### [What is expected]
Render every entry verbatim.

+-------+

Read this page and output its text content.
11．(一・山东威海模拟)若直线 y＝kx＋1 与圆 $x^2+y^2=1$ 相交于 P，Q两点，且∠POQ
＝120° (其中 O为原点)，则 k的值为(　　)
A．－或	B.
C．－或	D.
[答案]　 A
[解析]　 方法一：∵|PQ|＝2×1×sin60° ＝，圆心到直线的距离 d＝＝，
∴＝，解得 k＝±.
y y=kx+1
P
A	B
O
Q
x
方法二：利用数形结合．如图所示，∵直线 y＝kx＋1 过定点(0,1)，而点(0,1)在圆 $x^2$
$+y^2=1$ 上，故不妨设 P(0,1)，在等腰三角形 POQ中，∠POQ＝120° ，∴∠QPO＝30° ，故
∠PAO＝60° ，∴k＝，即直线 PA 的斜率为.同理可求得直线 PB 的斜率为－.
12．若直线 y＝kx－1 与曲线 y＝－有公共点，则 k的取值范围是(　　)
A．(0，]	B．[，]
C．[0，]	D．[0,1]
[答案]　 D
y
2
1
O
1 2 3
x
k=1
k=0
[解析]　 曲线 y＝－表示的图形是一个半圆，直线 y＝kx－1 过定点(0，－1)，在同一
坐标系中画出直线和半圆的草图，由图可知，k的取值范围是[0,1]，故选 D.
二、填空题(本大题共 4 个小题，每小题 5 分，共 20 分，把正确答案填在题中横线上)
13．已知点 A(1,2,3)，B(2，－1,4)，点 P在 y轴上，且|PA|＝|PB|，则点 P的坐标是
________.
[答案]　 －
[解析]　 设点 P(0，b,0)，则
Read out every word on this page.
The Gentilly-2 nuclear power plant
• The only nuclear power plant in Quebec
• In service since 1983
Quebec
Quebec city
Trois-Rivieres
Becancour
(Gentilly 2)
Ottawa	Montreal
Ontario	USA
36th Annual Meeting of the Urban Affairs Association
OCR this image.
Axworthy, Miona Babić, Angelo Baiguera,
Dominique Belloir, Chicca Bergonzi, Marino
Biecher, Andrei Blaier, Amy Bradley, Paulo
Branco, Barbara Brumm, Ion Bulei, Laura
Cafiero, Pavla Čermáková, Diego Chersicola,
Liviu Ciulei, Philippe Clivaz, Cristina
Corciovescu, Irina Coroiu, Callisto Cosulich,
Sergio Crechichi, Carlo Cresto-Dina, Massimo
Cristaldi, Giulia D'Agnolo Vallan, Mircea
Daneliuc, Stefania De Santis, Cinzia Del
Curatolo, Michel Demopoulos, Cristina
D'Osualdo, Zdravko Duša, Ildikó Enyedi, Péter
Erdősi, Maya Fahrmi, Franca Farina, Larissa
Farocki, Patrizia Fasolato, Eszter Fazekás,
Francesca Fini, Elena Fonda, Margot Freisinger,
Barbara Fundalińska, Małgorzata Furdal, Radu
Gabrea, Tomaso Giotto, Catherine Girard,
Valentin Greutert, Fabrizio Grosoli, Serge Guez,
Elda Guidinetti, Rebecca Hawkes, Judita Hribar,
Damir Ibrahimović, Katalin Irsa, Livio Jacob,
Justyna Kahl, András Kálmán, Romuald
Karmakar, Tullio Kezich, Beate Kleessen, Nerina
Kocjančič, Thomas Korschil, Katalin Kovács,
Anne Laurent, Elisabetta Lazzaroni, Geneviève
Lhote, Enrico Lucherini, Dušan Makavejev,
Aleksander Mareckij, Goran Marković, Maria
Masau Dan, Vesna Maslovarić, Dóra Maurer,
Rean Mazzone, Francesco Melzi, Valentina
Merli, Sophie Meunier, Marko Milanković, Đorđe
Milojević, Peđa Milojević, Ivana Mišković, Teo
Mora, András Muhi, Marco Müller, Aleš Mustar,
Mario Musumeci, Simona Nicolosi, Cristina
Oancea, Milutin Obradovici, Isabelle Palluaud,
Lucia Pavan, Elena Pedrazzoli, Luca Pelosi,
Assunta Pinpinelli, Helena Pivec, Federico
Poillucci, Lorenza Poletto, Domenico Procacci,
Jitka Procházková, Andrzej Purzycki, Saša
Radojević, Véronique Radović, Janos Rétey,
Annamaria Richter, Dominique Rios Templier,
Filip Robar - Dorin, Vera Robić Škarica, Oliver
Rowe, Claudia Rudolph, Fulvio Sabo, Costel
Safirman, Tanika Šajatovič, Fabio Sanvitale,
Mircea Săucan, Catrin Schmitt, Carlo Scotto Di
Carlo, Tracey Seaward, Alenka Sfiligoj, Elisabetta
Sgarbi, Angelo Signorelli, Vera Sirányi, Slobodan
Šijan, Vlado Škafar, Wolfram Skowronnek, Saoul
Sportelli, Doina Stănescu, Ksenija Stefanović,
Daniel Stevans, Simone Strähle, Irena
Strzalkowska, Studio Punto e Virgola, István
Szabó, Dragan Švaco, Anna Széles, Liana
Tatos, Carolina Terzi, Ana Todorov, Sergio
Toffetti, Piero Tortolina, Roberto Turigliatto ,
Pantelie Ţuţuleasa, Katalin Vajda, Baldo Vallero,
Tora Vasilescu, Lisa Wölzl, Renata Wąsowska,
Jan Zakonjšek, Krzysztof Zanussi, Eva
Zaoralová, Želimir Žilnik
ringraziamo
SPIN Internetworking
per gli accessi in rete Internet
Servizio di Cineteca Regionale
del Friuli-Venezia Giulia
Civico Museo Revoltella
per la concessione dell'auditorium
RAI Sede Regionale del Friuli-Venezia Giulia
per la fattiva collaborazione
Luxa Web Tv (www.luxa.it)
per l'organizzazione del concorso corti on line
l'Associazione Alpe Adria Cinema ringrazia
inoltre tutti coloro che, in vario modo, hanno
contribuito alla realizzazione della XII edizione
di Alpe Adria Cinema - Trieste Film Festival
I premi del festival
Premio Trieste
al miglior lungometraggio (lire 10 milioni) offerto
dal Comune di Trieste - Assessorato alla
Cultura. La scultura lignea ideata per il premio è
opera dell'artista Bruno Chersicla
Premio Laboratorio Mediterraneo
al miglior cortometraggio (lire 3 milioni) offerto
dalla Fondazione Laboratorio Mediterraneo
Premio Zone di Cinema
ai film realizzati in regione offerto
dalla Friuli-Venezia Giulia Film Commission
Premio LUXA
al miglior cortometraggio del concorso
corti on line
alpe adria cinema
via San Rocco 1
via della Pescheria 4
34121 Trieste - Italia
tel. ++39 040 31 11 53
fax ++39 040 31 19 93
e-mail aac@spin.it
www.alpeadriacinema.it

+-------+

### [Written solution]
Read this page and output its text content.
11．(一・山东威海模拟)若直线 y＝kx＋1 与圆 $x^2+y^2=1$ 相交于 P，Q两点，且∠POQ
＝120° (其中 O为原点)，则 k的值为(　　)
A．－或	B.
C．－或	D.
[答案]　 A
[解析]　 方法一：∵|PQ|＝2×1×sin60° ＝，圆心到直线的距离 d＝＝，
∴＝，解得 k＝±.
y y=kx+1
P
A	B
O
Q
x
方法二：利用数形结合．如图所示，∵直线 y＝kx＋1 过定点(0,1)，而点(0,1)在圆 $x^2$
$+y^2=1$ 上，故不妨设 P(0,1)，在等腰三角形 POQ中，∠POQ＝120° ，∴∠QPO＝30° ，故
∠PAO＝60° ，∴k＝，即直线 PA 的斜率为.同理可求得直线 PB 的斜率为－.
12．若直线 y＝kx－1 与曲线 y＝－有公共点，则 k的取值范围是(　　)
A．(0，]	B．[，]
C．[0，]	D．[0,1]
[答案]　 D
y
2
1
O
1 2 3
x
k=1
k=0
[解析]　 曲线 y＝－表示的图形是一个半圆，直线 y＝kx－1 过定点(0，－1)，在同一
坐标系中画出直线和半圆的草图，由图可知，k的取值范围是[0,1]，故选 D.
二、填空题(本大题共 4 个小题，每小题 5 分，共 20 分，把正确答案填在题中横线上)
13．已知点 A(1,2,3)，B(2，－1,4)，点 P在 y轴上，且|PA|＝|PB|，则点 P的坐标是
________.
[答案]　 －
[解析]　 设点 P(0，b,0)，则
Read out every word on this page.
The Gentilly-2 nuclear power plant
• The only nuclear power plant in Quebec
• In service since 1983
Quebec
Quebec city
Trois-Rivieres
Becancour
(Gentilly 2)
Ottawa	Montreal
Ontario	USA
36th Annual Meeting of the Urban Affairs Association
OCR this image.
Axworthy, Miona Babić, Angelo Baiguera,
Dominique Belloir, Chicca Bergonzi, Marino
Biecher, Andrei Blaier, Amy Bradley, Paulo
Branco, Barbara Brumm, Ion Bulei, Laura
Cafiero, Pavla Čermáková, Diego Chersicola,
Liviu Ciulei, Philippe Clivaz, Cristina
Corciovescu, Irina Coroiu, Callisto Cosulich,
Sergio Crechichi, Carlo Cresto-Dina, Massimo
Cristaldi, Giulia D'Agnolo Vallan, Mircea
Daneliuc, Stefania De Santis, Cinzia Del
Curatolo, Michel Demopoulos, Cristina
D'Osualdo, Zdravko Duša, Ildikó Enyedi, Péter
Erdősi, Maya Fahrmi, Franca Farina, Larissa
Farocki, Patrizia Fasolato, Eszter Fazekás,
Francesca Fini, Elena Fonda, Margot Freisinger,
Barbara Fundalińska, Małgorzata Furdal, Radu
Gabrea, Tomaso Giotto, Catherine Girard,
Valentin Greutert, Fabrizio Grosoli, Serge Guez,
Elda Guidinetti, Rebecca Hawkes, Judita Hribar,
Damir Ibrahimović, Katalin Irsa, Livio Jacob,
Justyna Kahl, András Kálmán, Romuald
Karmakar, Tullio Kezich, Beate Kleessen, Nerina
Kocjančič, Thomas Korschil, Katalin Kovács,
Anne Laurent, Elisabetta Lazzaroni, Geneviève
Lhote, Enrico Lucherini, Dušan Makavejev,
Aleksander Mareckij, Goran Marković, Maria
Masau Dan, Vesna Maslovarić, Dóra Maurer,
Rean Mazzone, Francesco Melzi, Valentina
Merli, Sophie Meunier, Marko Milanković, Đorđe
Milojević, Peđa Milojević, Ivana Mišković, Teo
Mora, András Muhi, Marco Müller, Aleš Mustar,
Mario Musumeci, Simona Nicolosi, Cristina
Oancea, Milutin Obradovici, Isabelle Palluaud,
Lucia Pavan, Elena Pedrazzoli, Luca Pelosi,
Assunta Pinpinelli, Helena Pivec, Federico
Poillucci, Lorenza Poletto, Domenico Procacci,
Jitka Procházková, Andrzej Purzycki, Saša
Radojević, Véronique Radović, Janos Rétey,
Annamaria Richter, Dominique Rios Templier,
Filip Robar - Dorin, Vera Robić Škarica, Oliver
Rowe, Claudia Rudolph, Fulvio Sabo, Costel
Safirman, Tanika Šajatovič, Fabio Sanvitale,
Mircea Săucan, Catrin Schmitt, Carlo Scotto Di
Carlo, Tracey Seaward, Alenka Sfiligoj, Elisabetta
Sgarbi, Angelo Signorelli, Vera Sirányi, Slobodan
Šijan, Vlado Škafar, Wolfram Skowronnek, Saoul
Sportelli, Doina Stănescu, Ksenija Stefanović,
Daniel Stevans, Simone Strähle, Irena
Strzalkowska, Studio Punto e Virgola, István
Szabó, Dragan Švaco, Anna Széles, Liana
Tatos, Carolina Terzi, Ana Todorov, Sergio
Toffetti, Piero Tortolina, Roberto Turigliatto ,
Pantelie Ţuţuleasa, Katalin Vajda, Baldo Vallero,
Tora Vasilescu, Lisa Wölzl, Renata Wąsowska,
Jan Zakonjšek, Krzysztof Zanussi, Eva
Zaoralová, Želimir Žilnik
ringraziamo
SPIN Internetworking
per gli accessi in rete Internet
Servizio di Cineteca Regionale
del Friuli-Venezia Giulia
Civico Museo Revoltella
per la concessione dell'auditorium
RAI Sede Regionale del Friuli-Venezia Giulia
per la fattiva collaborazione
Luxa Web Tv (www.luxa.it)
per l'organizzazione del concorso corti on line
l'Associazione Alpe Adria Cinema ringrazia
inoltre tutti coloro che, in vario modo, hanno
contribuito alla realizzazione della XII edizione
di Alpe Adria Cinema - Trieste Film Festival
I premi del festival
Premio Trieste
al miglior lungometraggio (lire 10 milioni) offerto
dal Comune di Trieste - Assessorato alla
Cultura. La scultura lignea ideata per il premio è
opera dell'artista Bruno Chersicla
Premio Laboratorio Mediterraneo
al miglior cortometraggio (lire 3 milioni) offerto
dalla Fondazione Laboratorio Mediterraneo
Premio Zone di Cinema
ai film realizzati in regione offerto
dalla Friuli-Venezia Giulia Film Commission
Premio LUXA
al miglior cortometraggio del concorso
corti on line
alpe adria cinema
via San Rocco 1
via della Pescheria 4
34121 Trieste - Italia
tel. ++39 040 31 11 53
fax ++39 040 31 19 93
e-mail aac@spin.it
www.alpeadriacinema.it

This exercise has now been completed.